» Problem requirements
In the entries, find all lines that hold the word "polgármester" and copy them.

##### Exercise materials

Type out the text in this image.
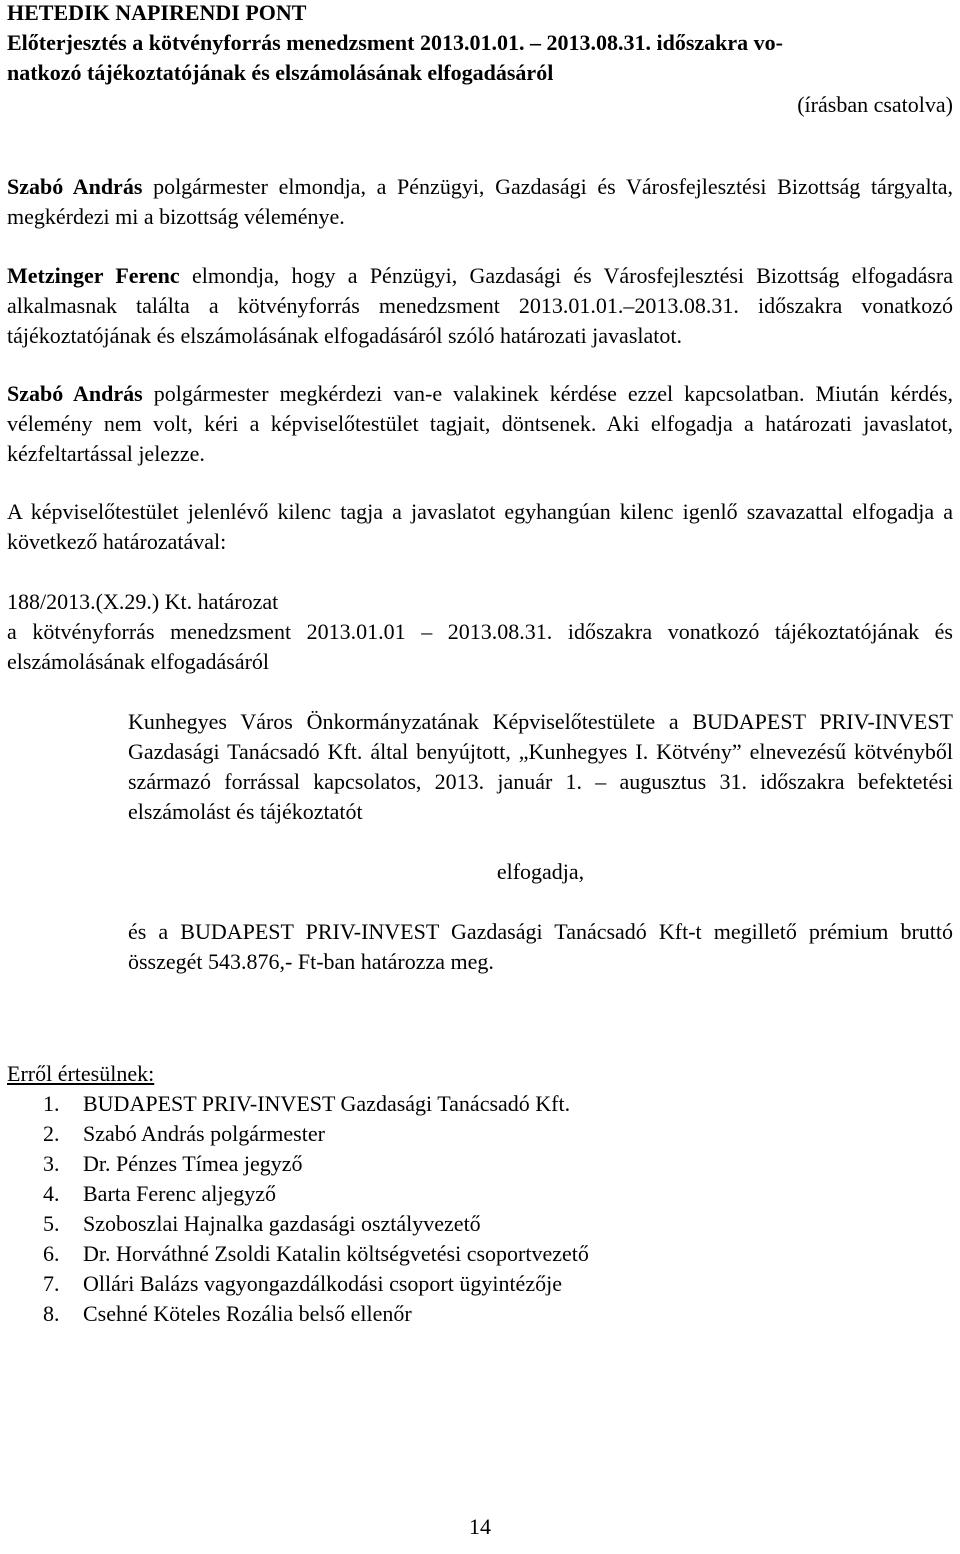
HETEDIK NAPIRENDI PONT
Előterjesztés a kötvényforrás menedzsment 2013.01.01. – 2013.08.31. időszakra vo-
natkozó tájékoztatójának és elszámolásának elfogadásáról
(írásban csatolva)

Szabó András polgármester elmondja, a Pénzügyi, Gazdasági és Városfejlesztési Bizottság tárgyalta, megkérdezi mi a bizottság véleménye.

Metzinger Ferenc elmondja, hogy a Pénzügyi, Gazdasági és Városfejlesztési Bizottság elfogadásra alkalmasnak találta a kötvényforrás menedzsment 2013.01.01.–2013.08.31. időszakra vonatkozó tájékoztatójának és elszámolásának elfogadásáról szóló határozati javaslatot.

Szabó András polgármester megkérdezi van-e valakinek kérdése ezzel kapcsolatban. Miután kérdés, vélemény nem volt, kéri a képviselőtestület tagjait, döntsenek. Aki elfogadja a határozati javaslatot, kézfeltartással jelezze.

A képviselőtestület jelenlévő kilenc tagja a javaslatot egyhangúan kilenc igenlő szavazattal elfogadja a következő határozatával:

188/2013.(X.29.) Kt. határozat

a kötvényforrás menedzsment 2013.01.01 – 2013.08.31. időszakra vonatkozó tájékoztatójának és elszámolásának elfogadásáról

Kunhegyes Város Önkormányzatának Képviselőtestülete a BUDAPEST PRIV-INVEST Gazdasági Tanácsadó Kft. által benyújtott, „Kunhegyes I. Kötvény” elnevezésű kötvényből származó forrással kapcsolatos, 2013. január 1. – augusztus 31. időszakra befektetési elszámolást és tájékoztatót

elfogadja,

és a BUDAPEST PRIV-INVEST Gazdasági Tanácsadó Kft-t megillető prémium bruttó összegét 543.876,- Ft-ban határozza meg.

Erről értesülnek:
1. BUDAPEST PRIV-INVEST Gazdasági Tanácsadó Kft.
2. Szabó András polgármester
3. Dr. Pénzes Tímea jegyző
4. Barta Ferenc aljegyző
5. Szoboszlai Hajnalka gazdasági osztályvezető
6. Dr. Horváthné Zsoldi Katalin költségvetési csoportvezető
7. Ollári Balázs vagyongazdálkodási csoport ügyintézője
8. Csehné Köteles Rozália belső ellenőr
14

##########

» Exercise response
Szabó András polgármester elmondja, a Pénzügyi, Gazdasági és Városfejlesztési Bizottság tárgyalta, megkérdezi mi a bizottság véleménye.
Szabó András polgármester megkérdezi van-e valakinek kérdése ezzel kapcsolatban. Miután kérdés, vélemény nem volt, kéri a képviselőtestület tagjait, döntsenek. Aki elfogadja a határozati javaslatot, kézfeltartással jelezze.
2. Szabó András polgármester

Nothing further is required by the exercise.